> [EXERCISE INSTRUCTIONS]: Within the data below, state how many lines contain the string "icon". Provide the number only.

(Stored data entries)
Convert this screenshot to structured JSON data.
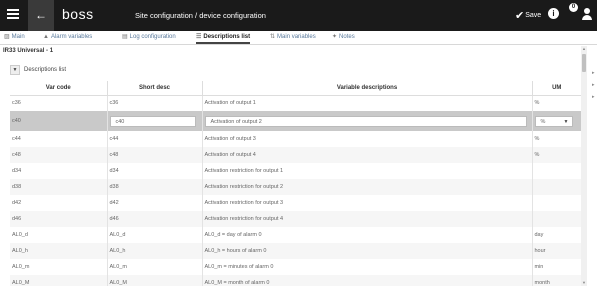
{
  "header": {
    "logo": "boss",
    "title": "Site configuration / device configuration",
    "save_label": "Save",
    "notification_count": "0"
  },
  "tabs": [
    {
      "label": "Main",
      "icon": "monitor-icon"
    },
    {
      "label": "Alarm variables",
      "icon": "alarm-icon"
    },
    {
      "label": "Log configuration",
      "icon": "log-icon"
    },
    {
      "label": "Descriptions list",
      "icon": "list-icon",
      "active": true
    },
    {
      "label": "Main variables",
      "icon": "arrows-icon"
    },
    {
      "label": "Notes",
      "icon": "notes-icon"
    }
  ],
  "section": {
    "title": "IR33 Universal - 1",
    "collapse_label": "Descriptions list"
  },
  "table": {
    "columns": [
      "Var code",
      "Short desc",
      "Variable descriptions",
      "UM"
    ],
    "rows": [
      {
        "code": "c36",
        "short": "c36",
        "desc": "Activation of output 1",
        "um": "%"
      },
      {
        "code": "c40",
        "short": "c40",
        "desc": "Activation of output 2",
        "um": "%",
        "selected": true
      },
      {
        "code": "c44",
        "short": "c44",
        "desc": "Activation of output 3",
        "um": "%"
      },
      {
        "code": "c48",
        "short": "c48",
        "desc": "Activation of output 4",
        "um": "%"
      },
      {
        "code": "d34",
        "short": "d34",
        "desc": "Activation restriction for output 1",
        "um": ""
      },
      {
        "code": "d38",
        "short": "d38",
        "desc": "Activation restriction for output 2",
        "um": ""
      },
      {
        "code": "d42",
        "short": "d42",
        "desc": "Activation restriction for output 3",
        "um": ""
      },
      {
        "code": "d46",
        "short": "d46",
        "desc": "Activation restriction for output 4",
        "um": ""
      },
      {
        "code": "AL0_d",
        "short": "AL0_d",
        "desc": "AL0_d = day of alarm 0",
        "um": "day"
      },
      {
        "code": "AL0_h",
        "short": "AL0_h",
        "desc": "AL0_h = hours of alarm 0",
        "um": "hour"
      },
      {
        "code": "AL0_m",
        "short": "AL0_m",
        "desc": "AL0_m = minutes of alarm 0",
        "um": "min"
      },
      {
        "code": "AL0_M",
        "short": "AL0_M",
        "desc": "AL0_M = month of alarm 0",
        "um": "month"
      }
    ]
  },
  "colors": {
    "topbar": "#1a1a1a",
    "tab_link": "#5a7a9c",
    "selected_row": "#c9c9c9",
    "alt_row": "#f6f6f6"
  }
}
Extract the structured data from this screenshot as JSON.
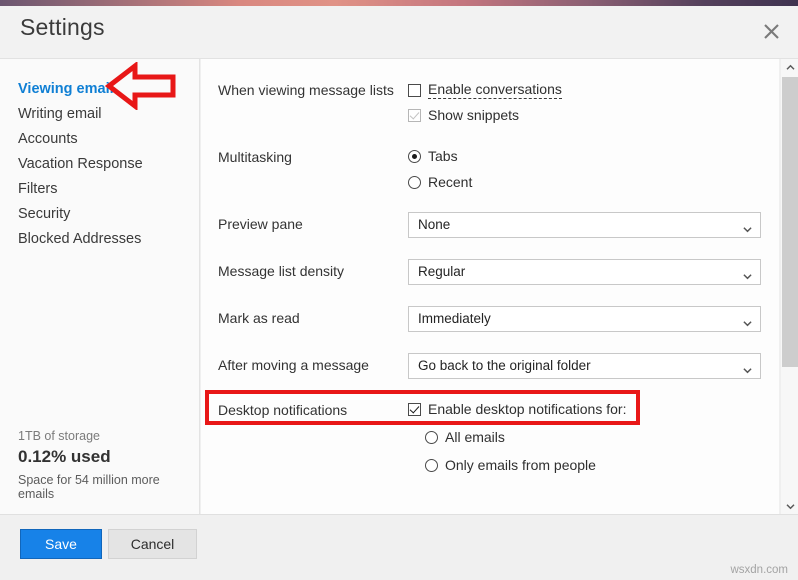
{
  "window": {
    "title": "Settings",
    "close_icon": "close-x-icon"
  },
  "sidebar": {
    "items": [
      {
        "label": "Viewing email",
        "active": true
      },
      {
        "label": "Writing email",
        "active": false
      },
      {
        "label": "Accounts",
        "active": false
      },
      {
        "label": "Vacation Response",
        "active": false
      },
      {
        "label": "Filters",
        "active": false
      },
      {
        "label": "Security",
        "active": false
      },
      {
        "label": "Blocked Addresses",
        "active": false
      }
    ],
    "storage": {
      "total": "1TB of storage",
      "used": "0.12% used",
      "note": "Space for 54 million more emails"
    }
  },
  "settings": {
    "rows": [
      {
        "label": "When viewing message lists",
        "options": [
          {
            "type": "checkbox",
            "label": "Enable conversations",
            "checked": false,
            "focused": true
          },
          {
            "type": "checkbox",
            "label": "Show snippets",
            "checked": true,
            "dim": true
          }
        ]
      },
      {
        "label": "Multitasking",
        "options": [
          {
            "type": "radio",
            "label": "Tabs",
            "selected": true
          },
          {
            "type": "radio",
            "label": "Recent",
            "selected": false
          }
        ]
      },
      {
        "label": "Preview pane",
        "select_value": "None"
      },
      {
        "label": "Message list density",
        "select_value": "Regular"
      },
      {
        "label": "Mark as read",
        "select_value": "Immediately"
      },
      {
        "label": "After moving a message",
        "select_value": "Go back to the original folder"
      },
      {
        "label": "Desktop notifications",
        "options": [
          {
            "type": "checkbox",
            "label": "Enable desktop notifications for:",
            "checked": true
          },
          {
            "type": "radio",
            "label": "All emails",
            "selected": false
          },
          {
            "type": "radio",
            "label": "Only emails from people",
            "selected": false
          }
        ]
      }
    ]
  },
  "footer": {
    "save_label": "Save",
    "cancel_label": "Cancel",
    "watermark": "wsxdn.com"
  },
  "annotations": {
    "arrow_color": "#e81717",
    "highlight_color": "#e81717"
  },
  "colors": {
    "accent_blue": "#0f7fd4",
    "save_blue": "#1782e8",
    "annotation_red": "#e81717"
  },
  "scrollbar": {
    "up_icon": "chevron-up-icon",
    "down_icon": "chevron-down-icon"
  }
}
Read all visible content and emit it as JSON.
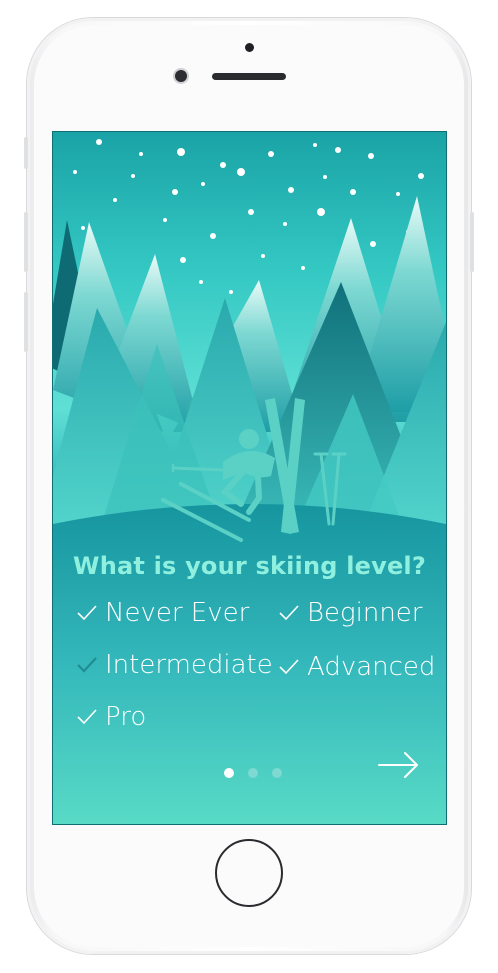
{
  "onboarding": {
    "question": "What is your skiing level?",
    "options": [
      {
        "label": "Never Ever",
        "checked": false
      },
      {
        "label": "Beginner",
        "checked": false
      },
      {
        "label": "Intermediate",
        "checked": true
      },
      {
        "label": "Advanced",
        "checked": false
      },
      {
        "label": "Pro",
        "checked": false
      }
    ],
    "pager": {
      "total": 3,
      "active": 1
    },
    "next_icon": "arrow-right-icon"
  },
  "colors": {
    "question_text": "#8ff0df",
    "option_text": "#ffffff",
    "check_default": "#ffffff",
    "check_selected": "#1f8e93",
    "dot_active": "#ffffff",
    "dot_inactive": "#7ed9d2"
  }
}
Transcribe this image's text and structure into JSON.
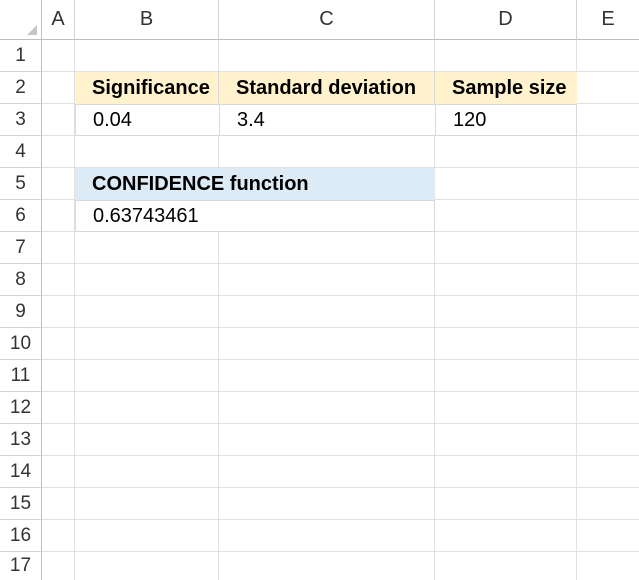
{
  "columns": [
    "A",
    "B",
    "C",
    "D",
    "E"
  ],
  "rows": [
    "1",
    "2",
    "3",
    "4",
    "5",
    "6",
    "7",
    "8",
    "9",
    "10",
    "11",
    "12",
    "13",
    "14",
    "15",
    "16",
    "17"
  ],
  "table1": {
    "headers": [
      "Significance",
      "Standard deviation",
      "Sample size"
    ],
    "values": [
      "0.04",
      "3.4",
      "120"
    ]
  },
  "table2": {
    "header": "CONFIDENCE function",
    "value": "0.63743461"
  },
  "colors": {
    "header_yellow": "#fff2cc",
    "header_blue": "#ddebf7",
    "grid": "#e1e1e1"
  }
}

> [OUTPUT BELOW]: 10